EXERCISE:
Identify every line in the records below that contains the word "receive", and copy each of those lines.

■ ■ ■

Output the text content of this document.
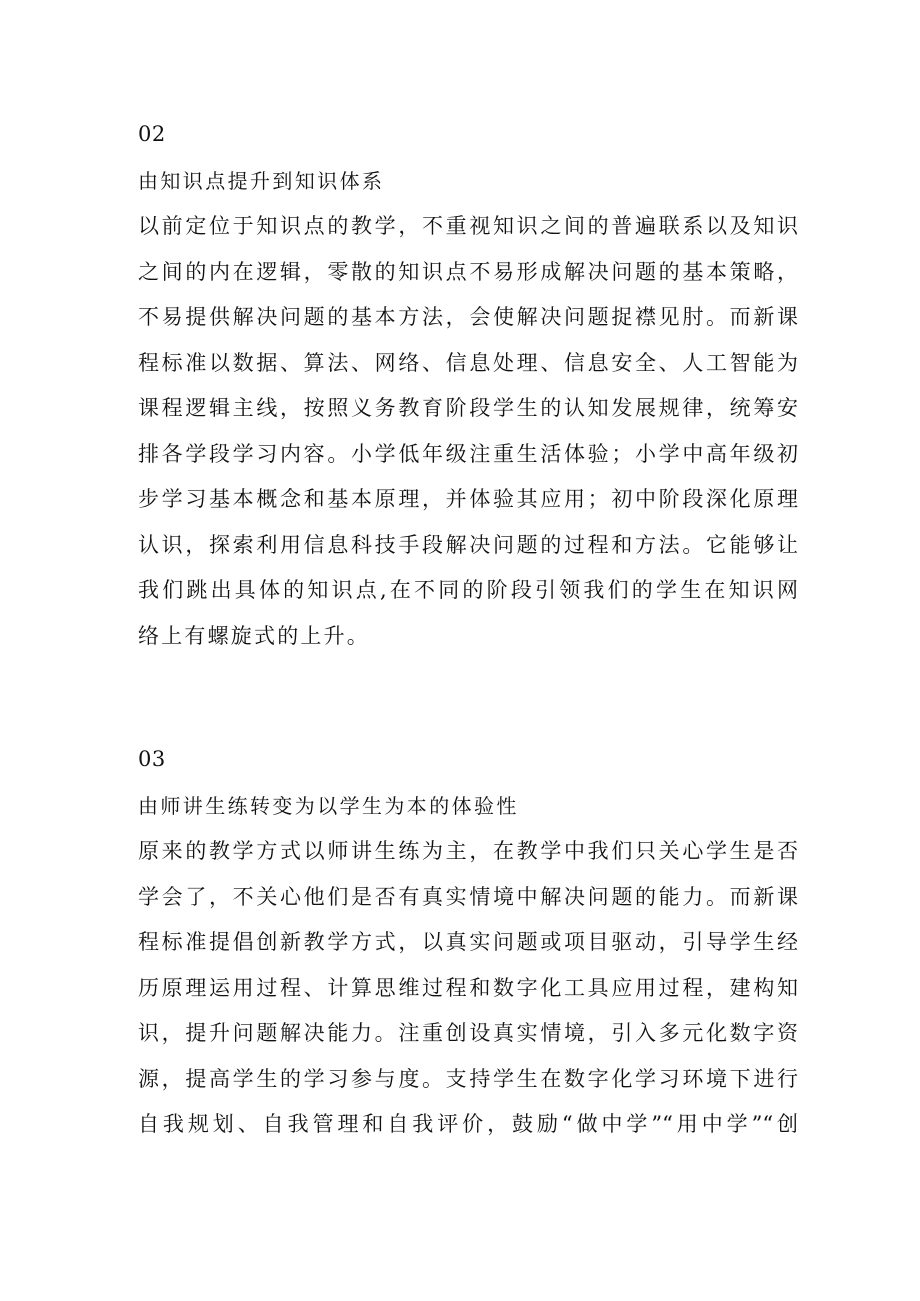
02
由知识点提升到知识体系
以前定位于知识点的教学，不重视知识之间的普遍联系以及知识
之间的内在逻辑，零散的知识点不易形成解决问题的基本策略，
不易提供解决问题的基本方法，会使解决问题捉襟见肘。而新课
程标准以数据、算法、网络、信息处理、信息安全、人工智能为
课程逻辑主线，按照义务教育阶段学生的认知发展规律，统筹安
排各学段学习内容。小学低年级注重生活体验；小学中高年级初
步学习基本概念和基本原理，并体验其应用；初中阶段深化原理
认识，探索利用信息科技手段解决问题的过程和方法。它能够让
我们跳出具体的知识点,在不同的阶段引领我们的学生在知识网
络上有螺旋式的上升。
03
由师讲生练转变为以学生为本的体验性
原来的教学方式以师讲生练为主，在教学中我们只关心学生是否
学会了，不关心他们是否有真实情境中解决问题的能力。而新课
程标准提倡创新教学方式，以真实问题或项目驱动，引导学生经
历原理运用过程、计算思维过程和数字化工具应用过程，建构知
识，提升问题解决能力。注重创设真实情境，引入多元化数字资
源，提高学生的学习参与度。支持学生在数字化学习环境下进行
自我规划、自我管理和自我评价，鼓励“做中学”“用中学”“创
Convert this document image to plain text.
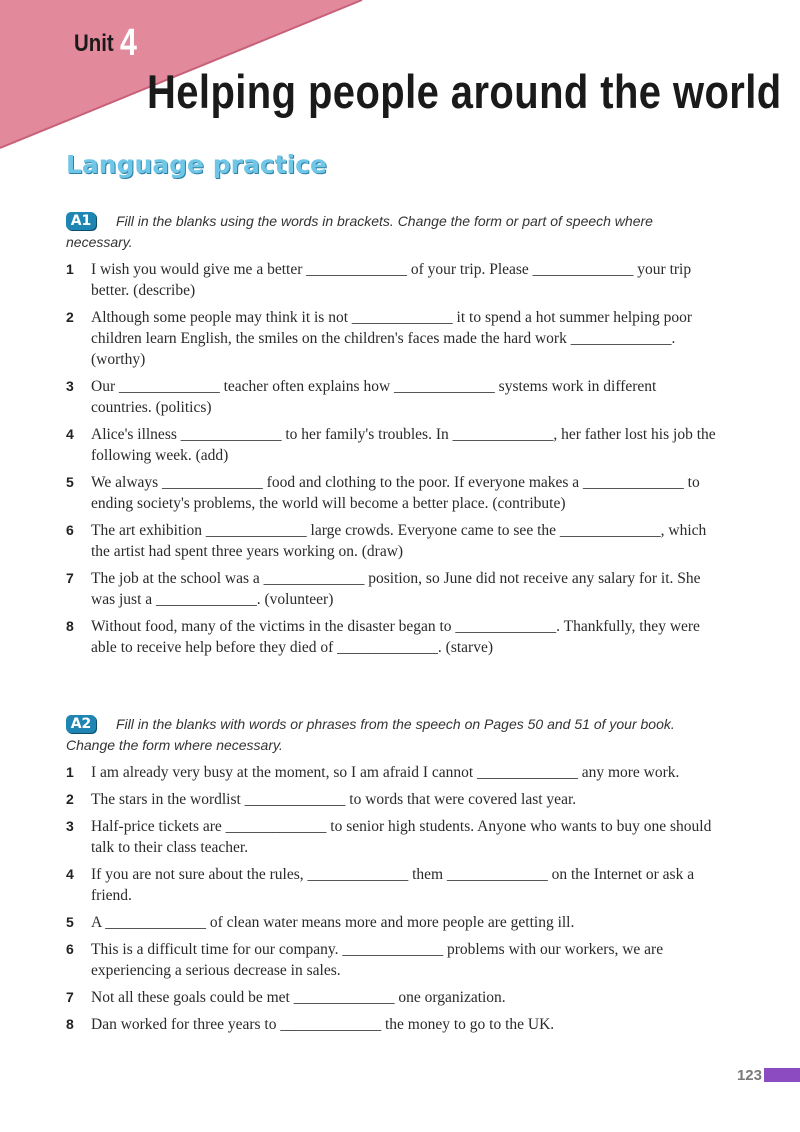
Unit 4
Helping people around the world
Language practice
A1 Fill in the blanks using the words in brackets. Change the form or part of speech where necessary.
1 I wish you would give me a better _____________ of your trip. Please _____________ your trip better. (describe)
2 Although some people may think it is not _____________ it to spend a hot summer helping poor children learn English, the smiles on the children's faces made the hard work _____________. (worthy)
3 Our _____________ teacher often explains how _____________ systems work in different countries. (politics)
4 Alice's illness _____________ to her family's troubles. In _____________, her father lost his job the following week. (add)
5 We always _____________ food and clothing to the poor. If everyone makes a _____________ to ending society's problems, the world will become a better place. (contribute)
6 The art exhibition _____________ large crowds. Everyone came to see the _____________, which the artist had spent three years working on. (draw)
7 The job at the school was a _____________ position, so June did not receive any salary for it. She was just a _____________. (volunteer)
8 Without food, many of the victims in the disaster began to _____________. Thankfully, they were able to receive help before they died of _____________. (starve)
A2 Fill in the blanks with words or phrases from the speech on Pages 50 and 51 of your book. Change the form where necessary.
1 I am already very busy at the moment, so I am afraid I cannot _____________ any more work.
2 The stars in the wordlist _____________ to words that were covered last year.
3 Half-price tickets are _____________ to senior high students. Anyone who wants to buy one should talk to their class teacher.
4 If you are not sure about the rules, _____________ them _____________ on the Internet or ask a friend.
5 A _____________ of clean water means more and more people are getting ill.
6 This is a difficult time for our company. _____________ problems with our workers, we are experiencing a serious decrease in sales.
7 Not all these goals could be met _____________ one organization.
8 Dan worked for three years to _____________ the money to go to the UK.
123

■ ■ ■

THE RESULT:
7 The job at the school was a _____________ position, so June did not receive any salary for it. She was just a _____________. (volunteer)
8 Without food, many of the victims in the disaster began to _____________. Thankfully, they were able to receive help before they died of _____________. (starve)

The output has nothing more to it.